The lines to be copied are those below that contain "varandra".

[Document content entries]
Segment Open
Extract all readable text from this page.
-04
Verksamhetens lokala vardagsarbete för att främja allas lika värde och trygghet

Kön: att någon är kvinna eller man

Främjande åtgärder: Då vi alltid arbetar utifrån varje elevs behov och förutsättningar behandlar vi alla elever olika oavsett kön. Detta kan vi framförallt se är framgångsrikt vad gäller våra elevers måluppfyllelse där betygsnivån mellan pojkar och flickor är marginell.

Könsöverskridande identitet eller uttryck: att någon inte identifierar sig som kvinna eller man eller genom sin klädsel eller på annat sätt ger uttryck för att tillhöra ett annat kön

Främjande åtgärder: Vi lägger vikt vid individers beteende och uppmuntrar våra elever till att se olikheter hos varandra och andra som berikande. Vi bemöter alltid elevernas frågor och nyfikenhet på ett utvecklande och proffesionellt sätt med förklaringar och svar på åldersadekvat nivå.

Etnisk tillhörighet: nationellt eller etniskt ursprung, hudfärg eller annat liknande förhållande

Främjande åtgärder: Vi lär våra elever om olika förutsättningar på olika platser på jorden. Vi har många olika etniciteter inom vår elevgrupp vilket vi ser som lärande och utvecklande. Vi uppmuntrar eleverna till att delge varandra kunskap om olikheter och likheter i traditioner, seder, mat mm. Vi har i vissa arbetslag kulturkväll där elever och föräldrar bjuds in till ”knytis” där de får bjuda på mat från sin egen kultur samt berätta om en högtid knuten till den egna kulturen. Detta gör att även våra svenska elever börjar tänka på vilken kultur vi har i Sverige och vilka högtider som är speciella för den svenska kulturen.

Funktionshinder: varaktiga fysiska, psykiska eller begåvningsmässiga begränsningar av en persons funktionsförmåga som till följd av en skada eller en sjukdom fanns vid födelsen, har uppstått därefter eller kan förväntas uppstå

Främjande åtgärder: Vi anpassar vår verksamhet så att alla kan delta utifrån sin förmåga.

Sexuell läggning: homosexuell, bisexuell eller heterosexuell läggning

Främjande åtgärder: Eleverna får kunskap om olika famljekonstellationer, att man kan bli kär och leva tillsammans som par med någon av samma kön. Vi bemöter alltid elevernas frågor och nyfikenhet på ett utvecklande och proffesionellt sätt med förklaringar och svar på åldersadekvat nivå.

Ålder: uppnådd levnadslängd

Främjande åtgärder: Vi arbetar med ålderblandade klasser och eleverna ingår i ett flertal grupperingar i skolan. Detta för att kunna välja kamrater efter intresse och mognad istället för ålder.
Segment Closed
> Output of the exercise
Främjande åtgärder: Vi lägger vikt vid individers beteende och uppmuntrar våra elever till att se olikheter hos varandra och andra som berikande. Vi bemöter alltid elevernas frågor och nyfikenhet på ett utvecklande och proffesionellt sätt med förklaringar och svar på åldersadekvat nivå.
Främjande åtgärder: Vi lär våra elever om olika förutsättningar på olika platser på jorden. Vi har många olika etniciteter inom vår elevgrupp vilket vi ser som lärande och utvecklande. Vi uppmuntrar eleverna till att delge varandra kunskap om olikheter och likheter i traditioner, seder, mat mm. Vi har i vissa arbetslag kulturkväll där elever och föräldrar bjuds in till ”knytis” där de får bjuda på mat från sin egen kultur samt berätta om en högtid knuten till den egna kulturen. Detta gör att även våra svenska elever börjar tänka på vilken kultur vi har i Sverige och vilka högtider som är speciella för den svenska kulturen.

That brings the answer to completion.